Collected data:
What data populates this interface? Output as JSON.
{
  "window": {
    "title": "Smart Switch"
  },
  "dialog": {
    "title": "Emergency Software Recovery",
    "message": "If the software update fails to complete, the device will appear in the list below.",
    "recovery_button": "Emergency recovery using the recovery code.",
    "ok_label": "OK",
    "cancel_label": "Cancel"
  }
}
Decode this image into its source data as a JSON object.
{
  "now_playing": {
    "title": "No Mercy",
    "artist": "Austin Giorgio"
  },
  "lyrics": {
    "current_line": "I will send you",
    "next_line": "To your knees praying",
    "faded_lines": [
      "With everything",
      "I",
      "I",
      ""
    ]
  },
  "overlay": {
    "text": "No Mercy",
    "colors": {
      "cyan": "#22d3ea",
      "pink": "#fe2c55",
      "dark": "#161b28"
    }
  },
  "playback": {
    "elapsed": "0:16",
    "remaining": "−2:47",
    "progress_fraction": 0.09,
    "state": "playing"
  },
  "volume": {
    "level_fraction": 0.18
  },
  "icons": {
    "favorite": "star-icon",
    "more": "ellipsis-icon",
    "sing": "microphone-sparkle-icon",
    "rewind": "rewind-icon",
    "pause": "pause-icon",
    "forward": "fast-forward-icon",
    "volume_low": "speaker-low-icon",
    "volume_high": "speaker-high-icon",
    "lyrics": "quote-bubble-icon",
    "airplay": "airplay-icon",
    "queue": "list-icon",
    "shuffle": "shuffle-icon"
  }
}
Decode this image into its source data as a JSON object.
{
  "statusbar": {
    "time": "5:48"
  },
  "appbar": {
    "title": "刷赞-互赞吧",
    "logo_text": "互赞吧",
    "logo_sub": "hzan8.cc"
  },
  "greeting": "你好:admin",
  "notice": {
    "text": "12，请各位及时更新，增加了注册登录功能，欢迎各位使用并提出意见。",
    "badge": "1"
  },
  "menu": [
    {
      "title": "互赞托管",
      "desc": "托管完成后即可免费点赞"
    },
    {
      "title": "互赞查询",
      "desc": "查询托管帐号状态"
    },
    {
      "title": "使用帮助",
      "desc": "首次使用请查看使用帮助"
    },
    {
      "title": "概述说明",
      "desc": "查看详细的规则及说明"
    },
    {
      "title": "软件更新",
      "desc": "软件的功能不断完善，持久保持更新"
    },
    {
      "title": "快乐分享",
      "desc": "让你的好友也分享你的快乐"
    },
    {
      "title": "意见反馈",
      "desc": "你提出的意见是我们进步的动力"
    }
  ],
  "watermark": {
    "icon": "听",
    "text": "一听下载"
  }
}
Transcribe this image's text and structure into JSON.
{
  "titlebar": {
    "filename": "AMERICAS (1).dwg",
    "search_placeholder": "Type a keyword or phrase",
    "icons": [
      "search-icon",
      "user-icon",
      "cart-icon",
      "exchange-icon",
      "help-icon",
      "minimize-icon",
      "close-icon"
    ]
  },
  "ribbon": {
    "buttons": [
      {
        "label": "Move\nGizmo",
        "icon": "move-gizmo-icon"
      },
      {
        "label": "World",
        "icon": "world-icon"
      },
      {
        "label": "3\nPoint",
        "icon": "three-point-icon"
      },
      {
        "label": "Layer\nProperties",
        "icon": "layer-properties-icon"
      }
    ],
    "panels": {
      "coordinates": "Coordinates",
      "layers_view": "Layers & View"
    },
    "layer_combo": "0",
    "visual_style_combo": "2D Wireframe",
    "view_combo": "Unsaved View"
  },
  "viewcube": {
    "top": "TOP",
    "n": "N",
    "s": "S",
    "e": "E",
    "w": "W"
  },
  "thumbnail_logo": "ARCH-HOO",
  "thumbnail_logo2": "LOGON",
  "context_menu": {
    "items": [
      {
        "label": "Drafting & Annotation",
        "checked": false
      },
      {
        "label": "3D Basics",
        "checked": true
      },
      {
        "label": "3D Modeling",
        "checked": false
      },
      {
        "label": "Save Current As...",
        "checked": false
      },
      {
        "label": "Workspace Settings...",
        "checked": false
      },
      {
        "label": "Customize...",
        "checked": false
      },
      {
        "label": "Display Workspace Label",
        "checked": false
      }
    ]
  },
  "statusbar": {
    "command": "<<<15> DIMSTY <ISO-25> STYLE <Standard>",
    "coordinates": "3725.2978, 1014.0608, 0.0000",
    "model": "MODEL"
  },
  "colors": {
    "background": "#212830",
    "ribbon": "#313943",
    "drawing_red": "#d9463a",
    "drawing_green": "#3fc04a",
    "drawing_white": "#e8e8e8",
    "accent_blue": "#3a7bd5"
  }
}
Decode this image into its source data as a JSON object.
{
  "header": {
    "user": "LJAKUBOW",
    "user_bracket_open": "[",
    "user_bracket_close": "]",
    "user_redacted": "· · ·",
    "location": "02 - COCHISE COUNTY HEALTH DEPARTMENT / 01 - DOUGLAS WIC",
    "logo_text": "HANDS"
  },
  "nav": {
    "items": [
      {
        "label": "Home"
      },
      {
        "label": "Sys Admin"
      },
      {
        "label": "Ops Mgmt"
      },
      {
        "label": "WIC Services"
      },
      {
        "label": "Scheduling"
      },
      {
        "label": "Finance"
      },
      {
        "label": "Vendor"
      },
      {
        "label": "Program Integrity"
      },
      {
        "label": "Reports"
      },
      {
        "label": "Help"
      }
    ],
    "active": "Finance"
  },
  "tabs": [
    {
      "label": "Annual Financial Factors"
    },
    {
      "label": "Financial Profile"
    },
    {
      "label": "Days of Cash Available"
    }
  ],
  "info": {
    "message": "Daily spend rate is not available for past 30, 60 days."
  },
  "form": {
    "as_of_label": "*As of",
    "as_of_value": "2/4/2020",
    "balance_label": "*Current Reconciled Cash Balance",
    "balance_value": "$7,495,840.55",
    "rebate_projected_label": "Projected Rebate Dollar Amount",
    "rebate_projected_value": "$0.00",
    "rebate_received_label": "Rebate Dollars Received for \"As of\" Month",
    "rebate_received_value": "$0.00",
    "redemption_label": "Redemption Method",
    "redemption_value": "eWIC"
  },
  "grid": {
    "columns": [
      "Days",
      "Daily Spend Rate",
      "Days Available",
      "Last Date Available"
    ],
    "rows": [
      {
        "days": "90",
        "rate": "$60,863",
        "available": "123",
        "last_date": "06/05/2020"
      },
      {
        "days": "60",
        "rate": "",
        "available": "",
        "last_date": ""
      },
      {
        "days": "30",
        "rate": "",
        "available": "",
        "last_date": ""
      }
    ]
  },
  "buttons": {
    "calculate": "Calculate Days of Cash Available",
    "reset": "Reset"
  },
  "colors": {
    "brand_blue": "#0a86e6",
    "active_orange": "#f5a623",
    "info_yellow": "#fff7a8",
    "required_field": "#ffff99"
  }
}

Task statement:
Pull every line containing the word "Emergency" out of the entries above.

Output:
    "title": "Emergency Software Recovery",
    "recovery_button": "Emergency recovery using the recovery code.",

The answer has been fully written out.